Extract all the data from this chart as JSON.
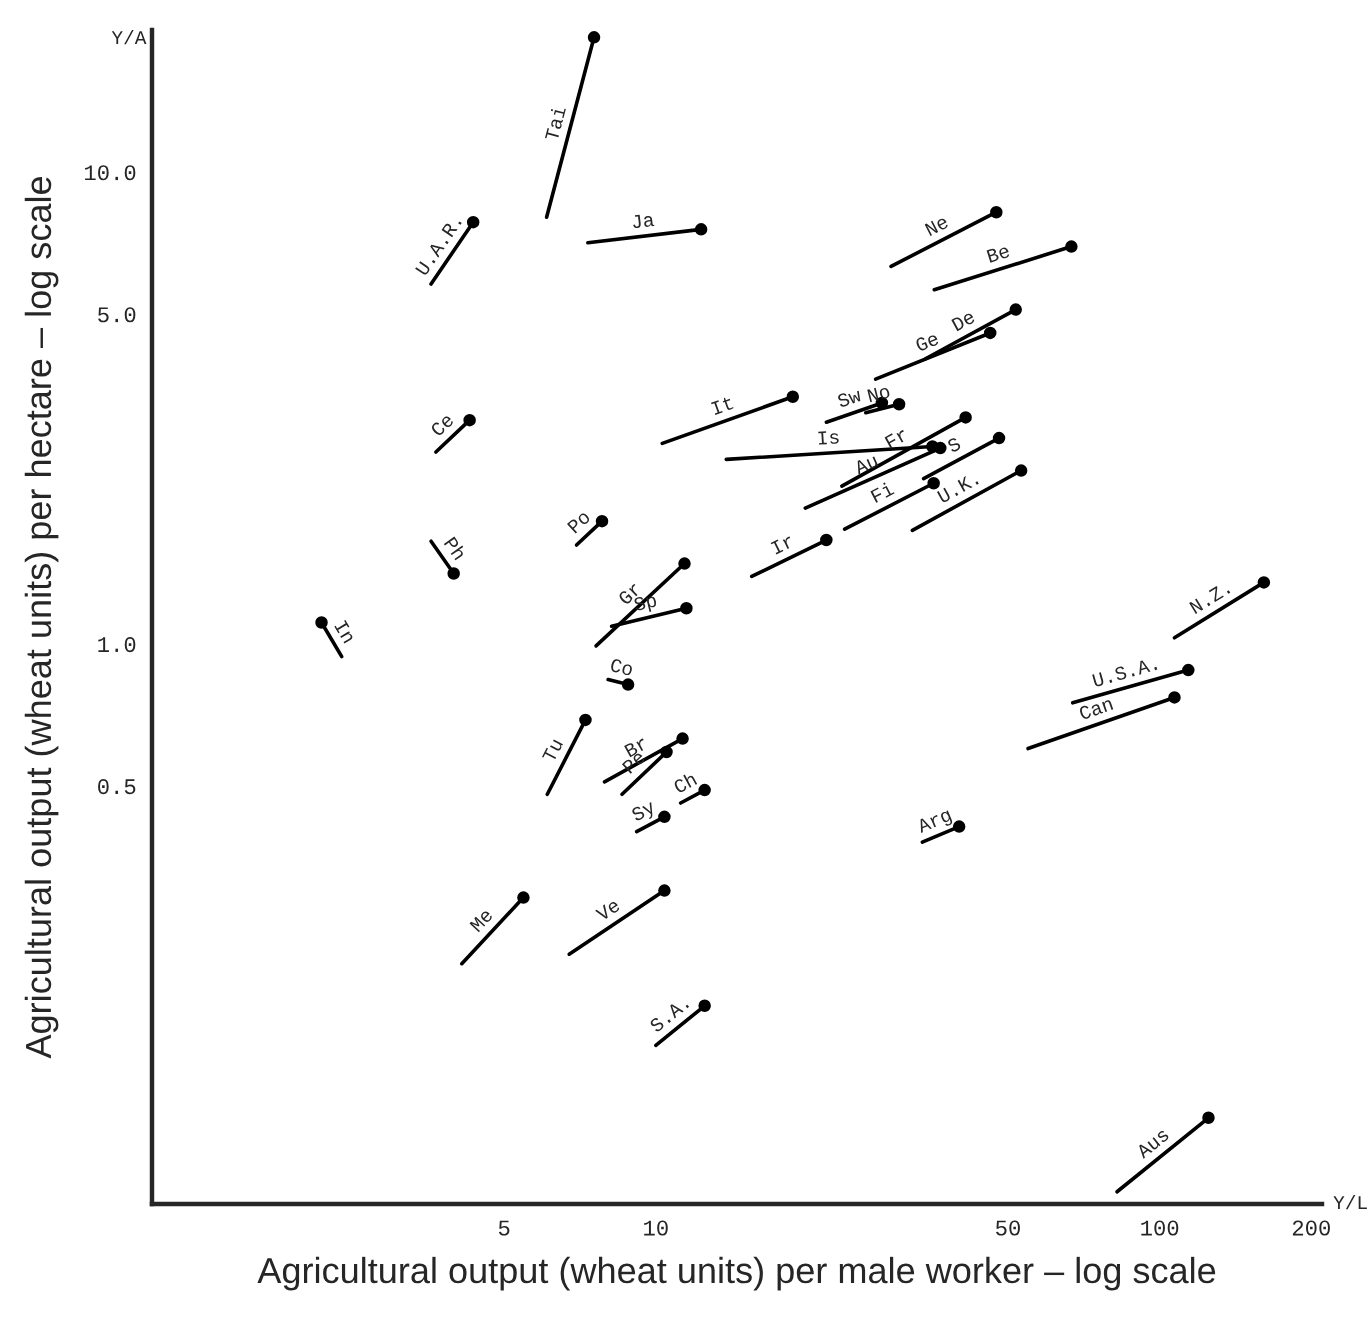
{
  "chart_data": {
    "type": "line",
    "xlabel": "Agricultural output (wheat units) per male worker – log scale",
    "ylabel": "Agricultural output (wheat units) per hectare – log scale",
    "annotations": [
      "Y/A",
      "Y/L"
    ],
    "log": "xy",
    "grid": false,
    "marker": "circle",
    "line_style": "solid",
    "xlim": [
      1,
      210
    ],
    "ylim": [
      0.065,
      20
    ],
    "xticks": [
      5,
      10,
      50,
      100,
      200
    ],
    "yticks": [
      {
        "value": 0.5,
        "label": "0.5"
      },
      {
        "value": 1,
        "label": "1.0"
      },
      {
        "value": 5,
        "label": "5.0"
      },
      {
        "value": 10,
        "label": "10.0"
      }
    ],
    "series": [
      {
        "name": "Tai",
        "color": "#000000",
        "x": [
          6.07,
          7.54
        ],
        "values": [
          8.02,
          19.3
        ]
      },
      {
        "name": "U.A.R.",
        "color": "#000000",
        "x": [
          3.58,
          4.34
        ],
        "values": [
          5.79,
          7.83
        ]
      },
      {
        "name": "Ja",
        "color": "#000000",
        "x": [
          7.33,
          12.3
        ],
        "values": [
          7.08,
          7.56
        ]
      },
      {
        "name": "Ne",
        "color": "#000000",
        "x": [
          29.3,
          47.4
        ],
        "values": [
          6.31,
          8.22
        ]
      },
      {
        "name": "Be",
        "color": "#000000",
        "x": [
          35.7,
          66.8
        ],
        "values": [
          5.63,
          6.95
        ]
      },
      {
        "name": "Ge",
        "color": "#000000",
        "x": [
          27.3,
          46.1
        ],
        "values": [
          3.64,
          4.56
        ]
      },
      {
        "name": "De",
        "color": "#000000",
        "x": [
          34.3,
          51.8
        ],
        "values": [
          4.02,
          5.11
        ]
      },
      {
        "name": "It",
        "color": "#000000",
        "x": [
          10.3,
          18.7
        ],
        "values": [
          2.66,
          3.34
        ]
      },
      {
        "name": "Sw",
        "color": "#000000",
        "x": [
          21.8,
          28.1
        ],
        "values": [
          2.95,
          3.24
        ]
      },
      {
        "name": "No",
        "color": "#000000",
        "x": [
          26.1,
          30.4
        ],
        "values": [
          3.09,
          3.22
        ]
      },
      {
        "name": "Au",
        "color": "#000000",
        "x": [
          19.8,
          36.7
        ],
        "values": [
          1.94,
          2.6
        ]
      },
      {
        "name": "Fr",
        "color": "#000000",
        "x": [
          23.4,
          41.2
        ],
        "values": [
          2.16,
          3.02
        ]
      },
      {
        "name": "Is",
        "color": "#000000",
        "x": [
          13.8,
          35.4
        ],
        "values": [
          2.46,
          2.62
        ]
      },
      {
        "name": "S",
        "color": "#000000",
        "x": [
          34.0,
          48.0
        ],
        "values": [
          2.24,
          2.73
        ]
      },
      {
        "name": "Fi",
        "color": "#000000",
        "x": [
          23.7,
          35.6
        ],
        "values": [
          1.75,
          2.19
        ]
      },
      {
        "name": "U.K.",
        "color": "#000000",
        "x": [
          32.3,
          53.1
        ],
        "values": [
          1.74,
          2.33
        ]
      },
      {
        "name": "Ir",
        "color": "#000000",
        "x": [
          15.5,
          21.8
        ],
        "values": [
          1.39,
          1.66
        ]
      },
      {
        "name": "Ce",
        "color": "#000000",
        "x": [
          3.66,
          4.27
        ],
        "values": [
          2.55,
          2.98
        ]
      },
      {
        "name": "Po",
        "color": "#000000",
        "x": [
          6.96,
          7.82
        ],
        "values": [
          1.62,
          1.82
        ]
      },
      {
        "name": "Ph",
        "color": "#000000",
        "x": [
          3.58,
          3.97
        ],
        "values": [
          1.65,
          1.41
        ]
      },
      {
        "name": "In",
        "color": "#000000",
        "x": [
          2.38,
          2.17
        ],
        "values": [
          0.94,
          1.11
        ]
      },
      {
        "name": "Gr",
        "color": "#000000",
        "x": [
          7.61,
          11.4
        ],
        "values": [
          0.99,
          1.48
        ]
      },
      {
        "name": "Sp",
        "color": "#000000",
        "x": [
          8.17,
          11.5
        ],
        "values": [
          1.09,
          1.19
        ]
      },
      {
        "name": "Co",
        "color": "#000000",
        "x": [
          8.04,
          8.81
        ],
        "values": [
          0.84,
          0.82
        ]
      },
      {
        "name": "Tu",
        "color": "#000000",
        "x": [
          6.09,
          7.25
        ],
        "values": [
          0.48,
          0.69
        ]
      },
      {
        "name": "Br",
        "color": "#000000",
        "x": [
          7.91,
          11.3
        ],
        "values": [
          0.51,
          0.63
        ]
      },
      {
        "name": "Pe",
        "color": "#000000",
        "x": [
          8.57,
          10.5
        ],
        "values": [
          0.48,
          0.59
        ]
      },
      {
        "name": "Ch",
        "color": "#000000",
        "x": [
          11.2,
          12.5
        ],
        "values": [
          0.46,
          0.49
        ]
      },
      {
        "name": "Sy",
        "color": "#000000",
        "x": [
          9.16,
          10.4
        ],
        "values": [
          0.4,
          0.43
        ]
      },
      {
        "name": "N.Z.",
        "color": "#000000",
        "x": [
          107,
          161
        ],
        "values": [
          1.03,
          1.35
        ]
      },
      {
        "name": "U.S.A.",
        "color": "#000000",
        "x": [
          67.2,
          114
        ],
        "values": [
          0.75,
          0.88
        ]
      },
      {
        "name": "Can",
        "color": "#000000",
        "x": [
          54.8,
          107
        ],
        "values": [
          0.6,
          0.77
        ]
      },
      {
        "name": "Arg",
        "color": "#000000",
        "x": [
          33.8,
          40.0
        ],
        "values": [
          0.38,
          0.41
        ]
      },
      {
        "name": "Me",
        "color": "#000000",
        "x": [
          4.12,
          5.46
        ],
        "values": [
          0.21,
          0.29
        ]
      },
      {
        "name": "Ve",
        "color": "#000000",
        "x": [
          6.73,
          10.4
        ],
        "values": [
          0.22,
          0.3
        ]
      },
      {
        "name": "S.A.",
        "color": "#000000",
        "x": [
          10.0,
          12.5
        ],
        "values": [
          0.141,
          0.171
        ]
      },
      {
        "name": "Aus",
        "color": "#000000",
        "x": [
          82.3,
          125
        ],
        "values": [
          0.069,
          0.099
        ]
      }
    ]
  }
}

**********

> [Aim of the task]: Going through the data, tally the lines containing "scale" and report only the result.

> [Response to the task]: 2